■ WHAT IS ASKED:
State the number of lines, and only that number, in which the word "населения" appears.

■ RECORDS FOR THIS EXERCISE:
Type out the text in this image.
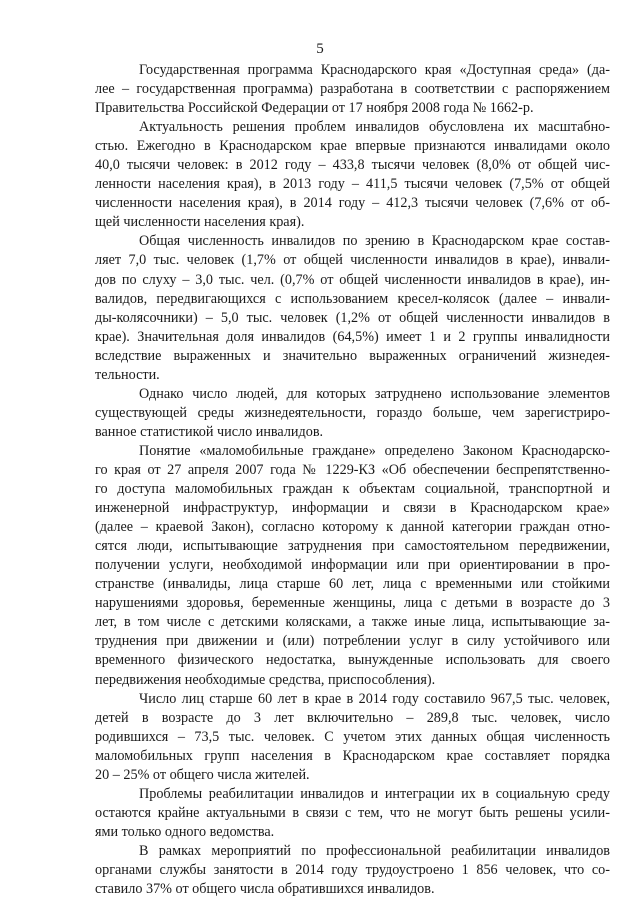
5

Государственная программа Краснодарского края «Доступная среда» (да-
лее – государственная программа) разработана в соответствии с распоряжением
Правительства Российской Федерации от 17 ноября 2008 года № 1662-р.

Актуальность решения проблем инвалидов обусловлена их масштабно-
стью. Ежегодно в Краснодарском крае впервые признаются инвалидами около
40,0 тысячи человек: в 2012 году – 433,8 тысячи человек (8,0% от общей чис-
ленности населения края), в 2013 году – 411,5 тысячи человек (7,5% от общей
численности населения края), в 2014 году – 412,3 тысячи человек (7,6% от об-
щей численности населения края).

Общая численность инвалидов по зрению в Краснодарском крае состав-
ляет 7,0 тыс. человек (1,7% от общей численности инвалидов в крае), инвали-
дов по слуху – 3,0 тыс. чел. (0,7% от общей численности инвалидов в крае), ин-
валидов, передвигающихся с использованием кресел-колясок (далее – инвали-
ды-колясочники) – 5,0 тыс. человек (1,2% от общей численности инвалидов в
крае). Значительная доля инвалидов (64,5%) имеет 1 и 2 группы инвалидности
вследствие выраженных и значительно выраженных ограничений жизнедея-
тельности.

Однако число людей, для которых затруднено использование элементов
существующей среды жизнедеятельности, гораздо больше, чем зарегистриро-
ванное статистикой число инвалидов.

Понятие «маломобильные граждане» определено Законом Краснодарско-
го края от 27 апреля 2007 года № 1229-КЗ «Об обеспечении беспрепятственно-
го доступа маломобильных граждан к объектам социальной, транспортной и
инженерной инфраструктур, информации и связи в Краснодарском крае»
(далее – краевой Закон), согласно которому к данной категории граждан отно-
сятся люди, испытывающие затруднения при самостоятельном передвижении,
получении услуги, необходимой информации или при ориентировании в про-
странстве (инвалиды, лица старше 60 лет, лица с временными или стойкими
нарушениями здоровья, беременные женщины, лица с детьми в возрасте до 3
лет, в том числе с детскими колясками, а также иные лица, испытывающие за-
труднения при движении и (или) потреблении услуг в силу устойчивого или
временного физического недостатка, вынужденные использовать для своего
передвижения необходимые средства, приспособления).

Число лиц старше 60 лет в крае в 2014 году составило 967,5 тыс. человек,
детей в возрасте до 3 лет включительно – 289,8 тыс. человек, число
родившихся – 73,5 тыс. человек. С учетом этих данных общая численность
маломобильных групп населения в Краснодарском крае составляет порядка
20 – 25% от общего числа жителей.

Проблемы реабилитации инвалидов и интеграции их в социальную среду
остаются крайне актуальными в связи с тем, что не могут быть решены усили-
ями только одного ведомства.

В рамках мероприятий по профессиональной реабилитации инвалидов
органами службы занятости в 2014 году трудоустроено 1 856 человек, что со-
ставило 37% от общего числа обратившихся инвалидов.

■ TASK RESULT:
4